Collected data entries:
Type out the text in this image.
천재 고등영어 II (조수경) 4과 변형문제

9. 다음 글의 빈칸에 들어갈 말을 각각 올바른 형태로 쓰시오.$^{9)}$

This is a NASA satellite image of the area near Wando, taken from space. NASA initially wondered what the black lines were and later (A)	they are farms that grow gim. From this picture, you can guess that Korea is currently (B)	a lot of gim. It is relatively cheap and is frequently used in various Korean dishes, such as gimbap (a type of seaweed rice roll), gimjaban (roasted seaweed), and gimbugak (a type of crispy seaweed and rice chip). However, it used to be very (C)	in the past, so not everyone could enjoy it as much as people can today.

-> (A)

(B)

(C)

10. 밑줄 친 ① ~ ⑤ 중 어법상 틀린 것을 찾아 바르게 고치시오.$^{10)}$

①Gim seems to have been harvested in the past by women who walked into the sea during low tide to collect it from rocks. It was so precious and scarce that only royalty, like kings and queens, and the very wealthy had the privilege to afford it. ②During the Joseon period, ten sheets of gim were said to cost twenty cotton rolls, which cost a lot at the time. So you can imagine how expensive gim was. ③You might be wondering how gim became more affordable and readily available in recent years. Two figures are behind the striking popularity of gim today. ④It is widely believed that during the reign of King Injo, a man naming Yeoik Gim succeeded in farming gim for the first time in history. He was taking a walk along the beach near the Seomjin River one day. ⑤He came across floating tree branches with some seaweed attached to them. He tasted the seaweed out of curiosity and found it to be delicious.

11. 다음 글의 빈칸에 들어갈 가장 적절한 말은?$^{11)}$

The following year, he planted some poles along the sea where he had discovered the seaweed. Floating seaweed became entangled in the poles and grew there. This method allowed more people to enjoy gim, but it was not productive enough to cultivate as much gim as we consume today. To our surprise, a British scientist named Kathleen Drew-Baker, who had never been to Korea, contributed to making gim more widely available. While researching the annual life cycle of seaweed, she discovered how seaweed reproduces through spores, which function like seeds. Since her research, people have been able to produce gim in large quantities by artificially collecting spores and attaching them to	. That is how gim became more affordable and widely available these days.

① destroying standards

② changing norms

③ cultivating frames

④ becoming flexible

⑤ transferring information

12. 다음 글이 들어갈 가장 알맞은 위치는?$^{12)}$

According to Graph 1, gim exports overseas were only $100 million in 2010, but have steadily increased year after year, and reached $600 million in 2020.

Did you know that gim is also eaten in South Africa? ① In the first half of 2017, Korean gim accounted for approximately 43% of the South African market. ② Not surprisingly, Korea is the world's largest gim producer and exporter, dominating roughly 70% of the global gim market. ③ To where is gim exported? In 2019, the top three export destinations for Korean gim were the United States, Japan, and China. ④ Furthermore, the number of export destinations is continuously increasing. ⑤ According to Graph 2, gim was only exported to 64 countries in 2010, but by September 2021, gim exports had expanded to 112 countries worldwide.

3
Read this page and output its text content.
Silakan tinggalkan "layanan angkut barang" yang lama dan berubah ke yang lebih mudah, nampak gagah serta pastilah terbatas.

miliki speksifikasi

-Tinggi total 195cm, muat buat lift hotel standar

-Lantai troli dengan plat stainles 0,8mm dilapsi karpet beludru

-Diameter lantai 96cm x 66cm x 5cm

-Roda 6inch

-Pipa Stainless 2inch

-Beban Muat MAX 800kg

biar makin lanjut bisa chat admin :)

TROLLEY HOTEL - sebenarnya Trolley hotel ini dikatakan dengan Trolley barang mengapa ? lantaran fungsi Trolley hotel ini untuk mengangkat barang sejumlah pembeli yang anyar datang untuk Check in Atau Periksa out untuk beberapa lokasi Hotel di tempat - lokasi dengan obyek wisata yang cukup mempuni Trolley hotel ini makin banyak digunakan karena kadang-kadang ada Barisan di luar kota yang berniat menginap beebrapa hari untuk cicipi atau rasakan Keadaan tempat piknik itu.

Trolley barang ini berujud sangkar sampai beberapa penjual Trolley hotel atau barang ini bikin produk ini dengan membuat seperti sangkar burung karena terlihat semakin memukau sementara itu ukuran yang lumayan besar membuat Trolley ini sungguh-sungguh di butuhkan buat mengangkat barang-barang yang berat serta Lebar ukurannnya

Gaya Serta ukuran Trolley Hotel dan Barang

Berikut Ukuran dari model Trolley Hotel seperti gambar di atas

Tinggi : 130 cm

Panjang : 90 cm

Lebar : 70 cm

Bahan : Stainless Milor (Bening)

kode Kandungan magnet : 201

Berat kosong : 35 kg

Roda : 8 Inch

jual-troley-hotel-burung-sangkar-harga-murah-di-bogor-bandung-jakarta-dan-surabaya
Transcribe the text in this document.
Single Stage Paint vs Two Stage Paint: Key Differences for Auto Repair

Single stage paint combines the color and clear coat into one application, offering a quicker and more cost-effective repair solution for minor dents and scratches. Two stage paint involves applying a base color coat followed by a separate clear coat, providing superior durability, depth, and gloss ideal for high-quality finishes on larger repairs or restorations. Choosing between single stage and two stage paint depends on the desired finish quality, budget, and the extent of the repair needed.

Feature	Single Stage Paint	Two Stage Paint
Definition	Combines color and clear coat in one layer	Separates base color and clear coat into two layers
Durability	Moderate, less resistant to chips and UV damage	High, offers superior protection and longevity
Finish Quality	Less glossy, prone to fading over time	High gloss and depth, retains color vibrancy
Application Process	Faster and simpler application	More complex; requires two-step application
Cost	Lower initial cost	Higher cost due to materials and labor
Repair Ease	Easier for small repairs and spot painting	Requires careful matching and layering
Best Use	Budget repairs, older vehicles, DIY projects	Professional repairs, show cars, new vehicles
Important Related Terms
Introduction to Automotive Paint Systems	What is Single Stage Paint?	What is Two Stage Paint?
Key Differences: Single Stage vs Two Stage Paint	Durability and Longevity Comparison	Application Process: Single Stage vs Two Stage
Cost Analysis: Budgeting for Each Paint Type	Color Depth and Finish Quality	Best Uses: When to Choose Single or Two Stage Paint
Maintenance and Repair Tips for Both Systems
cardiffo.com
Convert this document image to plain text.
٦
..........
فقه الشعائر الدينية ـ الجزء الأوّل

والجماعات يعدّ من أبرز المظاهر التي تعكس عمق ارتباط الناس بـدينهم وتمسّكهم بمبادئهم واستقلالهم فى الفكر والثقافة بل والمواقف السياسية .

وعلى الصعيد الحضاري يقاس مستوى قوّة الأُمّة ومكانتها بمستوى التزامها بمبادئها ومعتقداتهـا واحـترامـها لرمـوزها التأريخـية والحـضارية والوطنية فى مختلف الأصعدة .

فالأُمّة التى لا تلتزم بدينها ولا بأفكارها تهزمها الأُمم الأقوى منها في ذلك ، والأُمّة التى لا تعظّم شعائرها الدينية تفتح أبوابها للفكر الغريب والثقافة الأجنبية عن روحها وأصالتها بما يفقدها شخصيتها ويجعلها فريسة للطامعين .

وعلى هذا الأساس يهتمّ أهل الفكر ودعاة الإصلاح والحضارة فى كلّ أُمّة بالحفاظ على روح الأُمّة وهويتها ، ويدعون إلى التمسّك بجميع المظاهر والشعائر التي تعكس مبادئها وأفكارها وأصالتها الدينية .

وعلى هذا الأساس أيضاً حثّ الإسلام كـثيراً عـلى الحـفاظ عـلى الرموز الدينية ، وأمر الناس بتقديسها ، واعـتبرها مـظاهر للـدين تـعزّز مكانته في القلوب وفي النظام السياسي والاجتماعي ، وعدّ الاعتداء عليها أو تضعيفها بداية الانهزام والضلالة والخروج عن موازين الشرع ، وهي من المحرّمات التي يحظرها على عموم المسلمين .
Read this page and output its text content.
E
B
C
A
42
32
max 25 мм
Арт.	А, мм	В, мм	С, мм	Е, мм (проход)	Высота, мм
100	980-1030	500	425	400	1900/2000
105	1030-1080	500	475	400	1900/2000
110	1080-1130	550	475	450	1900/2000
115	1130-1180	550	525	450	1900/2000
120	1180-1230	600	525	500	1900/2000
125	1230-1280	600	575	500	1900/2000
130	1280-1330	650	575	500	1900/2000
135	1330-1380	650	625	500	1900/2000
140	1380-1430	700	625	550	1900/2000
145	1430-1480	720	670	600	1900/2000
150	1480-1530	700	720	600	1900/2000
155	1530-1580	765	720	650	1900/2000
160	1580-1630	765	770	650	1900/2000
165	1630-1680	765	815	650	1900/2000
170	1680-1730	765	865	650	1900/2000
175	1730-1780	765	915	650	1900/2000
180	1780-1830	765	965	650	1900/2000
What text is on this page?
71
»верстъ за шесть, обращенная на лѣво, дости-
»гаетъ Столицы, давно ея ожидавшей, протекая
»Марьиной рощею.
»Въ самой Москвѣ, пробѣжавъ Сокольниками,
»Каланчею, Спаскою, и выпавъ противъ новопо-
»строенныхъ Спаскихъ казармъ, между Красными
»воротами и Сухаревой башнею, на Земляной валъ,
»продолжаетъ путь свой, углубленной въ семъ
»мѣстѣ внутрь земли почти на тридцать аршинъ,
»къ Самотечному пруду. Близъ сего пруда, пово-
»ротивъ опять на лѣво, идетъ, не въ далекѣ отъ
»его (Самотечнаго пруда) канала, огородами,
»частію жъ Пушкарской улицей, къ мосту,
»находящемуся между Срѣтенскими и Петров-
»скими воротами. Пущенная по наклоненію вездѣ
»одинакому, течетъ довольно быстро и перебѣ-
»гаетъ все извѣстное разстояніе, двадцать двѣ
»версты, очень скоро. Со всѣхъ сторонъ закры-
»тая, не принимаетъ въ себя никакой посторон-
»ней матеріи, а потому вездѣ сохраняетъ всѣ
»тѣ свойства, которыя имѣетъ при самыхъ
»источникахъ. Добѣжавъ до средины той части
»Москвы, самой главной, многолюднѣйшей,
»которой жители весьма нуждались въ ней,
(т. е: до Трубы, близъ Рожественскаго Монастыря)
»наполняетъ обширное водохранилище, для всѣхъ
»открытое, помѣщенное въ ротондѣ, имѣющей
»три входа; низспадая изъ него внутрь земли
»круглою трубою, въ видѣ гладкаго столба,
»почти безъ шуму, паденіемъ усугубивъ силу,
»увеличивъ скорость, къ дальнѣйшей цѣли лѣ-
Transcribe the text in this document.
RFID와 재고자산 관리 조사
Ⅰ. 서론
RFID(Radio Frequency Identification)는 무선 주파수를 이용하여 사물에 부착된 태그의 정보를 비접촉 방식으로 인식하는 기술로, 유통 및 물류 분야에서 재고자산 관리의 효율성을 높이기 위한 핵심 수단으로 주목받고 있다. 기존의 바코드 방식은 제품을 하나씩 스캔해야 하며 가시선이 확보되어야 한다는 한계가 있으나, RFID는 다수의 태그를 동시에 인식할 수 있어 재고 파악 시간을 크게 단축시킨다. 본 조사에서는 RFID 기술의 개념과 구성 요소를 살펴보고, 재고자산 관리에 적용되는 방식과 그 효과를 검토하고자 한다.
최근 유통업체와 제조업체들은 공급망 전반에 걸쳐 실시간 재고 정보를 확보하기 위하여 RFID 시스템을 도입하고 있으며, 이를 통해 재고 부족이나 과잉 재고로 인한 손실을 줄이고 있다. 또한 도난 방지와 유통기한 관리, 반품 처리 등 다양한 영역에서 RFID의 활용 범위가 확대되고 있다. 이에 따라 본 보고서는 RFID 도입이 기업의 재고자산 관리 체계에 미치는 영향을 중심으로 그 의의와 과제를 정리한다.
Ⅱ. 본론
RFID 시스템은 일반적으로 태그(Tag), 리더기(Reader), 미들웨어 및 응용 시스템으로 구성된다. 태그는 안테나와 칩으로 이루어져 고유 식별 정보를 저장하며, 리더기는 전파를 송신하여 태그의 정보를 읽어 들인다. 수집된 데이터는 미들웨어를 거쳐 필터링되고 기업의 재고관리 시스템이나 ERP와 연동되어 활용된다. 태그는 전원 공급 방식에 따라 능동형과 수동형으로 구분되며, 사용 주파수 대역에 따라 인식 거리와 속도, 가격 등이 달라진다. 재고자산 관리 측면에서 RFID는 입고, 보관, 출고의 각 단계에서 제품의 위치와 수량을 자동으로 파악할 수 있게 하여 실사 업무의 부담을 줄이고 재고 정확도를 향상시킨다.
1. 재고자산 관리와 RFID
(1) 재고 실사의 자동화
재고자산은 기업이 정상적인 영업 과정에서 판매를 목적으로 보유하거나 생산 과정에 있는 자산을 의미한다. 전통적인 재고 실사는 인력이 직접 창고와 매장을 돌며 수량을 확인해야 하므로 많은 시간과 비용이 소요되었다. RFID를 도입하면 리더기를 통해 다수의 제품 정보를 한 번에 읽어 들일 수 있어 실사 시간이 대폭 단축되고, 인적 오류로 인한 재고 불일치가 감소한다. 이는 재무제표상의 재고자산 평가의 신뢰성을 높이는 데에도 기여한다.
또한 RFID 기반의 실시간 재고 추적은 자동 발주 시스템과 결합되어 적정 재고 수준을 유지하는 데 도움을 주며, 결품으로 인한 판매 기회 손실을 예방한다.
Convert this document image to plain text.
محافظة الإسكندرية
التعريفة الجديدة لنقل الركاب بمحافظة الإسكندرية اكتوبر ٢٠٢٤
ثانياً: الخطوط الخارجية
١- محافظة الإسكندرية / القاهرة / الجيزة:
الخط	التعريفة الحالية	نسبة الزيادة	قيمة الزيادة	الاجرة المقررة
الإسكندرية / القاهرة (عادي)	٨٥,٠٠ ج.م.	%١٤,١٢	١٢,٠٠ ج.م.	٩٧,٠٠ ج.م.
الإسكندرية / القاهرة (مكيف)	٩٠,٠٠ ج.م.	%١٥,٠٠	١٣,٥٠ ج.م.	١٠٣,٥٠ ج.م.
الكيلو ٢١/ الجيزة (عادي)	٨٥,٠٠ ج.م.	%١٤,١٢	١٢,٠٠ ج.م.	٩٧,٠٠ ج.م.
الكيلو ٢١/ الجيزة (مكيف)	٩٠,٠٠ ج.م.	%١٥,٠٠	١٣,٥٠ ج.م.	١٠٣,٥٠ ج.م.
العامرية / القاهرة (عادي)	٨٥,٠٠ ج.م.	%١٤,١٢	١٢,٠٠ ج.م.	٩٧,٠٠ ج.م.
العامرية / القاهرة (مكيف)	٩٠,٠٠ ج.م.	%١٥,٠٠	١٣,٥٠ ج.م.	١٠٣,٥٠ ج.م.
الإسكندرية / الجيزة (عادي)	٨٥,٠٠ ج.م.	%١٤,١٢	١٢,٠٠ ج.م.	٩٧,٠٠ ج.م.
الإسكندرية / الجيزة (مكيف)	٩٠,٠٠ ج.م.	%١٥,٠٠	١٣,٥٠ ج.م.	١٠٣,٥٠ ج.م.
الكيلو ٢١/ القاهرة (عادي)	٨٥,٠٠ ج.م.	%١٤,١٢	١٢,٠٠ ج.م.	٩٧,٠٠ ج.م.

• Written request:
Return each line that includes "воротами".

• Response to the exercise:
»воротами и Сухаревой башнею, на Земляной валъ,
»скими воротами. Пущенная по наклоненію вездѣ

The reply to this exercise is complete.